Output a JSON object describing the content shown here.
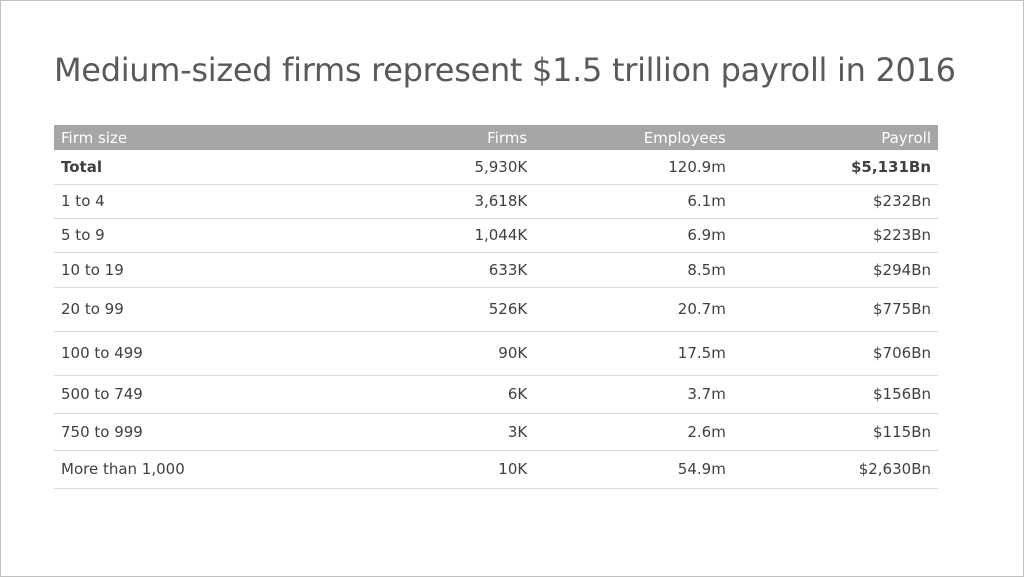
{
  "title": "Medium-sized firms represent $1.5 trillion payroll in 2016",
  "table": {
    "headers": [
      "Firm size",
      "Firms",
      "Employees",
      "Payroll"
    ],
    "rows": [
      {
        "size": "Total",
        "firms": "5,930K",
        "employees": "120.9m",
        "payroll": "$5,131Bn"
      },
      {
        "size": "1 to 4",
        "firms": "3,618K",
        "employees": "6.1m",
        "payroll": "$232Bn"
      },
      {
        "size": "5 to 9",
        "firms": "1,044K",
        "employees": "6.9m",
        "payroll": "$223Bn"
      },
      {
        "size": "10 to 19",
        "firms": "633K",
        "employees": "8.5m",
        "payroll": "$294Bn"
      },
      {
        "size": "20 to 99",
        "firms": "526K",
        "employees": "20.7m",
        "payroll": "$775Bn"
      },
      {
        "size": "100 to 499",
        "firms": "90K",
        "employees": "17.5m",
        "payroll": "$706Bn"
      },
      {
        "size": "500 to 749",
        "firms": "6K",
        "employees": "3.7m",
        "payroll": "$156Bn"
      },
      {
        "size": "750 to 999",
        "firms": "3K",
        "employees": "2.6m",
        "payroll": "$115Bn"
      },
      {
        "size": "More than 1,000",
        "firms": "10K",
        "employees": "54.9m",
        "payroll": "$2,630Bn"
      }
    ]
  }
}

===

▶ The exercise:
Return the listing above in full and without alteration, excluding its pictures.

▶ Response:
Output a JSON object describing the content shown here.
{
  "title": "Medium-sized firms represent $1.5 trillion payroll in 2016",
  "table": {
    "headers": [
      "Firm size",
      "Firms",
      "Employees",
      "Payroll"
    ],
    "rows": [
      {
        "size": "Total",
        "firms": "5,930K",
        "employees": "120.9m",
        "payroll": "$5,131Bn"
      },
      {
        "size": "1 to 4",
        "firms": "3,618K",
        "employees": "6.1m",
        "payroll": "$232Bn"
      },
      {
        "size": "5 to 9",
        "firms": "1,044K",
        "employees": "6.9m",
        "payroll": "$223Bn"
      },
      {
        "size": "10 to 19",
        "firms": "633K",
        "employees": "8.5m",
        "payroll": "$294Bn"
      },
      {
        "size": "20 to 99",
        "firms": "526K",
        "employees": "20.7m",
        "payroll": "$775Bn"
      },
      {
        "size": "100 to 499",
        "firms": "90K",
        "employees": "17.5m",
        "payroll": "$706Bn"
      },
      {
        "size": "500 to 749",
        "firms": "6K",
        "employees": "3.7m",
        "payroll": "$156Bn"
      },
      {
        "size": "750 to 999",
        "firms": "3K",
        "employees": "2.6m",
        "payroll": "$115Bn"
      },
      {
        "size": "More than 1,000",
        "firms": "10K",
        "employees": "54.9m",
        "payroll": "$2,630Bn"
      }
    ]
  }
}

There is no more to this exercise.